◆ **Given request**:
Copy out each line of the listing that has the word "JSON" in it.

Some records
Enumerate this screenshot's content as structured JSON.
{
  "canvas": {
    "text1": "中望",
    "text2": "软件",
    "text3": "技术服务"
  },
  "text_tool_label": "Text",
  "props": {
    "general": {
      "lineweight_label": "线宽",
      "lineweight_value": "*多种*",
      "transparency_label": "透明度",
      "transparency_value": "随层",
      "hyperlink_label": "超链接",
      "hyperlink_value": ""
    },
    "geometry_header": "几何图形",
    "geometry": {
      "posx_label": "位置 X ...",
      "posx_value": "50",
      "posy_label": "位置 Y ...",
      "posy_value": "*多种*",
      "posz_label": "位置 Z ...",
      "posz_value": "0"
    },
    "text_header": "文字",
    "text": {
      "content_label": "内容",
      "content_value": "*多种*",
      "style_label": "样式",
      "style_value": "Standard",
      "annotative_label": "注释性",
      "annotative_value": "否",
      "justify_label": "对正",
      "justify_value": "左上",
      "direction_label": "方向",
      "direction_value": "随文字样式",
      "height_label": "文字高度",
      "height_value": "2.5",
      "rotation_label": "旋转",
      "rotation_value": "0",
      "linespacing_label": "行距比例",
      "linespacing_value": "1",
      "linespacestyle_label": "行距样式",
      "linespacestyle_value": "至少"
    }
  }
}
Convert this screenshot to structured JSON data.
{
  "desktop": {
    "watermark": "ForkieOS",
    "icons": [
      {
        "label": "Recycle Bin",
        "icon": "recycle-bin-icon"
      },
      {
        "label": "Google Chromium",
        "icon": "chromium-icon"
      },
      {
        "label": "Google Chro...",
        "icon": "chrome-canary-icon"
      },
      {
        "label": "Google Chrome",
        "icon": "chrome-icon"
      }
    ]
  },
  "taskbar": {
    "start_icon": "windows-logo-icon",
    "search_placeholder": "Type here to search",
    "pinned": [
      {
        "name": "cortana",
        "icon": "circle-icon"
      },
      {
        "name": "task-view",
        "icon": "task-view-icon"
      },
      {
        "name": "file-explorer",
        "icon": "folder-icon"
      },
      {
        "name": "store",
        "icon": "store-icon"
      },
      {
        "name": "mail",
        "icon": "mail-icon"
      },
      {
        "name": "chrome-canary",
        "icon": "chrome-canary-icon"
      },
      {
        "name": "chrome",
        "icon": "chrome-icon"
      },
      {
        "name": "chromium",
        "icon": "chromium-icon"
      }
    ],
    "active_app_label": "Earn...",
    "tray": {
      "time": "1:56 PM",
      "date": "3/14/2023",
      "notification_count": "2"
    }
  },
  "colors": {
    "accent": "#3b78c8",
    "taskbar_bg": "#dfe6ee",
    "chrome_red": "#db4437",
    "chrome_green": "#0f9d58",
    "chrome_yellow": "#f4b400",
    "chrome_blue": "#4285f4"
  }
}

◆ **Solution to this problem**:
Enumerate this screenshot's content as structured JSON.
Convert this screenshot to structured JSON data.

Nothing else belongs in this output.